> **What is asked**
Transcribe the entries below exactly.

=-=-=

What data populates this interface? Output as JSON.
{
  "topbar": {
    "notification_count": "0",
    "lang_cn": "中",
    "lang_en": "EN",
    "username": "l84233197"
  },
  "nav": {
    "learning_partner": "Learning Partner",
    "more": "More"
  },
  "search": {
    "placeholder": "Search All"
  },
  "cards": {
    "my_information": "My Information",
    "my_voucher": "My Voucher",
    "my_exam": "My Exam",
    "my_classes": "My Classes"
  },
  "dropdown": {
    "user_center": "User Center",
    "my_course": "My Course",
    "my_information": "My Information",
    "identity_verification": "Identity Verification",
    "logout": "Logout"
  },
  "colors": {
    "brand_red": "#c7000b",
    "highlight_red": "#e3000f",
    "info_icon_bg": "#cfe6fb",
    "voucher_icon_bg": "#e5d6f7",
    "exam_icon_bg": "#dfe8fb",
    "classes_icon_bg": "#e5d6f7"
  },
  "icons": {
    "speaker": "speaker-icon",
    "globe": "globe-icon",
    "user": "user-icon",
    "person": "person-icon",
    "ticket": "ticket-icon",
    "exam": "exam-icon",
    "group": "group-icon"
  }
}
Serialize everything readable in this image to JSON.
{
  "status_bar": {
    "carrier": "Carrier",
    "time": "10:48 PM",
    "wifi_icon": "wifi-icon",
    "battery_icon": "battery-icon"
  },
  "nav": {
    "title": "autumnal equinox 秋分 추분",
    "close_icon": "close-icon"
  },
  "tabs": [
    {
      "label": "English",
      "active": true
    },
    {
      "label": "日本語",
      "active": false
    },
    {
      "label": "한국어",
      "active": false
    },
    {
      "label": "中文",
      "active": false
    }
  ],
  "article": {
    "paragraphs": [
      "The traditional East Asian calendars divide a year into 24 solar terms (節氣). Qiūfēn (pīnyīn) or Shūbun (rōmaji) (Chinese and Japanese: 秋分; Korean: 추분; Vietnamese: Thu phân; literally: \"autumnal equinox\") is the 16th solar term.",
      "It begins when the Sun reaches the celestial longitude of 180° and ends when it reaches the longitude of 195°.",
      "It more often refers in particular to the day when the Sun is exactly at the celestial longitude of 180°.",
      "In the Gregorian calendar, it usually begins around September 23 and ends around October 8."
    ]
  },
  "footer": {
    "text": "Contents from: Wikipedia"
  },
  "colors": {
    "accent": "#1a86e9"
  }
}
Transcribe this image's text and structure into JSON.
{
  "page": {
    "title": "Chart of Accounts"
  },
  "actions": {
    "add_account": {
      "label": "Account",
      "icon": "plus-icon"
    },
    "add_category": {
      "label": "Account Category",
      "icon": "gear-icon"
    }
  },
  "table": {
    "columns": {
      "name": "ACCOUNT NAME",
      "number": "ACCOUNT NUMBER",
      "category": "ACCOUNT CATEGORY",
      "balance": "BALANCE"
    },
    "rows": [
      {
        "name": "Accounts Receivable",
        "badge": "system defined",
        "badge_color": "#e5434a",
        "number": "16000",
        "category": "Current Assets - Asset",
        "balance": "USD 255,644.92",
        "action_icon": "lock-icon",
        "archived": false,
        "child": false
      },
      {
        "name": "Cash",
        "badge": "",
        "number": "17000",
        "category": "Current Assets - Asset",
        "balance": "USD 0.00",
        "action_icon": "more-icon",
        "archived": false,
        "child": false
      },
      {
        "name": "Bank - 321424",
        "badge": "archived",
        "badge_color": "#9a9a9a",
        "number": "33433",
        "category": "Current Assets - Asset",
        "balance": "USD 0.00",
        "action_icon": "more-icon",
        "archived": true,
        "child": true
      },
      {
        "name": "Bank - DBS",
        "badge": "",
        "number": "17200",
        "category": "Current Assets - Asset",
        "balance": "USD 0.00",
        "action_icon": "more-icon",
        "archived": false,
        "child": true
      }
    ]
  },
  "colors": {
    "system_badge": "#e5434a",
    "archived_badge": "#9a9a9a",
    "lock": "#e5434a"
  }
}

=-=-=

> **Solution to this exercise**
What data populates this interface? Output as JSON.
{
  "topbar": {
    "notification_count": "0",
    "lang_cn": "中",
    "lang_en": "EN",
    "username": "l84233197"
  },
  "nav": {
    "learning_partner": "Learning Partner",
    "more": "More"
  },
  "search": {
    "placeholder": "Search All"
  },
  "cards": {
    "my_information": "My Information",
    "my_voucher": "My Voucher",
    "my_exam": "My Exam",
    "my_classes": "My Classes"
  },
  "dropdown": {
    "user_center": "User Center",
    "my_course": "My Course",
    "my_information": "My Information",
    "identity_verification": "Identity Verification",
    "logout": "Logout"
  },
  "colors": {
    "brand_red": "#c7000b",
    "highlight_red": "#e3000f",
    "info_icon_bg": "#cfe6fb",
    "voucher_icon_bg": "#e5d6f7",
    "exam_icon_bg": "#dfe8fb",
    "classes_icon_bg": "#e5d6f7"
  },
  "icons": {
    "speaker": "speaker-icon",
    "globe": "globe-icon",
    "user": "user-icon",
    "person": "person-icon",
    "ticket": "ticket-icon",
    "exam": "exam-icon",
    "group": "group-icon"
  }
}
Serialize everything readable in this image to JSON.
{
  "status_bar": {
    "carrier": "Carrier",
    "time": "10:48 PM",
    "wifi_icon": "wifi-icon",
    "battery_icon": "battery-icon"
  },
  "nav": {
    "title": "autumnal equinox 秋分 추분",
    "close_icon": "close-icon"
  },
  "tabs": [
    {
      "label": "English",
      "active": true
    },
    {
      "label": "日本語",
      "active": false
    },
    {
      "label": "한국어",
      "active": false
    },
    {
      "label": "中文",
      "active": false
    }
  ],
  "article": {
    "paragraphs": [
      "The traditional East Asian calendars divide a year into 24 solar terms (節氣). Qiūfēn (pīnyīn) or Shūbun (rōmaji) (Chinese and Japanese: 秋分; Korean: 추분; Vietnamese: Thu phân; literally: \"autumnal equinox\") is the 16th solar term.",
      "It begins when the Sun reaches the celestial longitude of 180° and ends when it reaches the longitude of 195°.",
      "It more often refers in particular to the day when the Sun is exactly at the celestial longitude of 180°.",
      "In the Gregorian calendar, it usually begins around September 23 and ends around October 8."
    ]
  },
  "footer": {
    "text": "Contents from: Wikipedia"
  },
  "colors": {
    "accent": "#1a86e9"
  }
}
Transcribe this image's text and structure into JSON.
{
  "page": {
    "title": "Chart of Accounts"
  },
  "actions": {
    "add_account": {
      "label": "Account",
      "icon": "plus-icon"
    },
    "add_category": {
      "label": "Account Category",
      "icon": "gear-icon"
    }
  },
  "table": {
    "columns": {
      "name": "ACCOUNT NAME",
      "number": "ACCOUNT NUMBER",
      "category": "ACCOUNT CATEGORY",
      "balance": "BALANCE"
    },
    "rows": [
      {
        "name": "Accounts Receivable",
        "badge": "system defined",
        "badge_color": "#e5434a",
        "number": "16000",
        "category": "Current Assets - Asset",
        "balance": "USD 255,644.92",
        "action_icon": "lock-icon",
        "archived": false,
        "child": false
      },
      {
        "name": "Cash",
        "badge": "",
        "number": "17000",
        "category": "Current Assets - Asset",
        "balance": "USD 0.00",
        "action_icon": "more-icon",
        "archived": false,
        "child": false
      },
      {
        "name": "Bank - 321424",
        "badge": "archived",
        "badge_color": "#9a9a9a",
        "number": "33433",
        "category": "Current Assets - Asset",
        "balance": "USD 0.00",
        "action_icon": "more-icon",
        "archived": true,
        "child": true
      },
      {
        "name": "Bank - DBS",
        "badge": "",
        "number": "17200",
        "category": "Current Assets - Asset",
        "balance": "USD 0.00",
        "action_icon": "more-icon",
        "archived": false,
        "child": true
      }
    ]
  },
  "colors": {
    "system_badge": "#e5434a",
    "archived_badge": "#9a9a9a",
    "lock": "#e5434a"
  }
}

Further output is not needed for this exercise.